[Page segmentation data]
== Segment start ==

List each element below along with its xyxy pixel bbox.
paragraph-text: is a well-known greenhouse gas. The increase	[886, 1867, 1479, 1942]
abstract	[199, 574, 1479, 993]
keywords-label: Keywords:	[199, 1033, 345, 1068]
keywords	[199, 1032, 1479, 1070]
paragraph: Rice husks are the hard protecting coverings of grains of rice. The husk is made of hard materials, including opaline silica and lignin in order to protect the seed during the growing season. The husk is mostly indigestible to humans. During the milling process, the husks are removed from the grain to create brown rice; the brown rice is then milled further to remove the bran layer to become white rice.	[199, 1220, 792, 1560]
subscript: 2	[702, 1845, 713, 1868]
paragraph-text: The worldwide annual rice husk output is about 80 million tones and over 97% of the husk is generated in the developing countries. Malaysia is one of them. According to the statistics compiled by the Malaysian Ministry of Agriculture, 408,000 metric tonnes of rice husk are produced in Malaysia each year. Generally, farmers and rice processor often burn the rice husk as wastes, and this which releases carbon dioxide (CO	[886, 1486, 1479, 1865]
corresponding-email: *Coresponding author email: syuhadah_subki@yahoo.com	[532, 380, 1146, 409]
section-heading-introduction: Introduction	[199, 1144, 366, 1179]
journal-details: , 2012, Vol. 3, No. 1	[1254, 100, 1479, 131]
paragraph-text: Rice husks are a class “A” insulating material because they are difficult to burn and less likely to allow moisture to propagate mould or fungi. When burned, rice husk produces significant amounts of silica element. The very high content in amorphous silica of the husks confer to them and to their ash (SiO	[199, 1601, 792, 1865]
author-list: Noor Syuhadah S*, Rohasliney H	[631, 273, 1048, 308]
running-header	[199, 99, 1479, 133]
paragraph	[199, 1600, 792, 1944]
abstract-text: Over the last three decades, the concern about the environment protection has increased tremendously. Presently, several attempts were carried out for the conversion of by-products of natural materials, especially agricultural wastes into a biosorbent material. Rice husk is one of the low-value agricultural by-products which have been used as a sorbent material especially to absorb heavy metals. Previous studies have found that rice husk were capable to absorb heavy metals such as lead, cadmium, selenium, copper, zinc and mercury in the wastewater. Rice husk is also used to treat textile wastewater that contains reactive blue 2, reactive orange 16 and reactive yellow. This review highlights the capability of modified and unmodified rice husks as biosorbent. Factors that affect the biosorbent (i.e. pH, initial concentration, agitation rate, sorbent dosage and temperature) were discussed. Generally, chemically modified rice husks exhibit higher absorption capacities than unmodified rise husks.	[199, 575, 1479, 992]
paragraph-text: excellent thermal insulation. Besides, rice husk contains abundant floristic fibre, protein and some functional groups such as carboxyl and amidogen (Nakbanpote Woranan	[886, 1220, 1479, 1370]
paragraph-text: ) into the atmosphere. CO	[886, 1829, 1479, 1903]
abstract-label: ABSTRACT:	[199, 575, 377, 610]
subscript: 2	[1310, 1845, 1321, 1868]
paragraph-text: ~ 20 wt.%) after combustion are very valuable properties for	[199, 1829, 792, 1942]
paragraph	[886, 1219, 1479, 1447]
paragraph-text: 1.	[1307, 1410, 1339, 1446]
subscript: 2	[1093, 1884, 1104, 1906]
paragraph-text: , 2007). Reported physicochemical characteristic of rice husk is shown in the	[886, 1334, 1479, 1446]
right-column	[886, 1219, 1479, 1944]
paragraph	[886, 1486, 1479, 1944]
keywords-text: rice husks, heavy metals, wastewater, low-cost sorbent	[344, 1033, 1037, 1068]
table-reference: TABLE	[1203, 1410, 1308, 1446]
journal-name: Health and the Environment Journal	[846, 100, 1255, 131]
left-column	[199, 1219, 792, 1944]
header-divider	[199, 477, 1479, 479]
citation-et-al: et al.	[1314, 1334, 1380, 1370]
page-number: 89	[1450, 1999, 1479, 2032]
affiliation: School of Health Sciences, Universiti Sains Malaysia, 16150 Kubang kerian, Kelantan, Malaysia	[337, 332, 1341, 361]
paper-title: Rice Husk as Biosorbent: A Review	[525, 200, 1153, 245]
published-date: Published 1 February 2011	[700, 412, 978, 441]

== Segment end ==

What this task involves: A single number is the reply: the count of lines in the entries above that have the word "label".

Solution to the problem: 2